▶ [Task requirements]:
1. Please reproduce the polymer market report starting with "The second trader estimates" and going on through "inventories run low.", renaming "producers" to "manufacturers" throughout.
2. Name every calendar month mentioned in the polymer market report.

#### Page excerpt

With very little buying taking place, producers’ inventories had risen sharply by early March. A third trader estimates that South Korean, Indian and Thai producers were facing the maximum pressure from rising stocks.

Some South Korean producers were diverting surplus PE and PP cargoes to South America and Africa. But the declining price trend in those markets and rising freight rates forestalled some of those efforts.

The second trader estimates that PE and PP sales in the Indian market in February were 50% below average, as local producers’ did not reduce prices to match those elsewhere in Asia. And he estimates that March sales would be even lower, as buyers ‘are very clear now that prices are on a downtrend’.

How far prices in India or China will fall is anybody’s guess. Many of the producers and traders are still confused about market direction. Traders are debating whether they should dispose of their cargoes or hold on to them until Chinese customers return to the market when their inventories run low.

Sellers are also divided on when markets will bounce back. The pessimists believe they would have to wait until May as more material is on its way to China. The first trader estimates that around 20 000 tonne of Indian PE and PP, booked in early February, will land in China on 20-31 March.

‘I am waiting for hdPE to drop to US$720/tonne cfr China/Hong Kong before I start buying,’ says the first trader. ‘I think lldPE, hdPE and PP will stabilise at around US$750/tonne cfr China,’ predicts the second trader.

The optimists are, of course, more confident that local prices in China are near the bottom. However, they concede that current offers are unrealistic.

The basis for their optimism is the poor buying by China in February. ‘This means that buyers will have to return. This is likely to happen later this month or in April,’ says the third trader.

He further points out that buying activity picked up slightly in mid-March, especially for lldPE. ‘Some end-users are able to accept PE at US$800-810/tonne cfr China for small volumes for March shipments. If this continues, prices can stabilise at this level. But it is true that Chinese traders’ buying ideas are far below this level,’ he concedes.

In the meantime, international traders are attempting re-exports out of China to keep the cash flowing (see page 25). The first trader says that he bought 1000 tonne of PE from a Chinese trader for sale in Southeast Asia. ‘If I have to buy hdPE from a producer in South Korea or Taiwan, their offers would be well above US$800/tonne cfr Asia. Chinese traders are desperate to sell material. With the freight rate from China to Southeast Asia at around US$25-30/tonne, I can still make a profit of at least US$10/tonne.’

Returning to the olefin markets, most players rule out the possibility of a crash in olefin prices, although a few believe that it will ease from the current high levels in the coming weeks.

########
#### Data section

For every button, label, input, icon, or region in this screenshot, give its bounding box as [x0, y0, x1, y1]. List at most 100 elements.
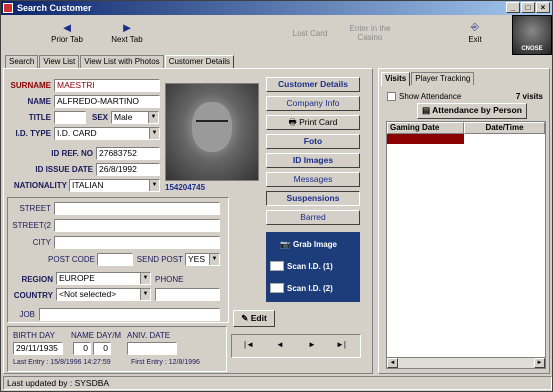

########

▶ [Exercise answers]:
1.
The second trader estimates that PE and PP sales in the Indian market in February were 50% below average, as local manufacturers’ did not reduce prices to match those elsewhere in Asia. And he estimates that March sales would be even lower, as buyers ‘are very clear now that prices are on a downtrend’.

How far prices in India or China will fall is anybody’s guess. Many of the manufacturers and traders are still confused about market direction. Traders are debating whether they should dispose of their cargoes or hold on to them until Chinese customers return to the market when their inventories run low.

2. March, February, May, April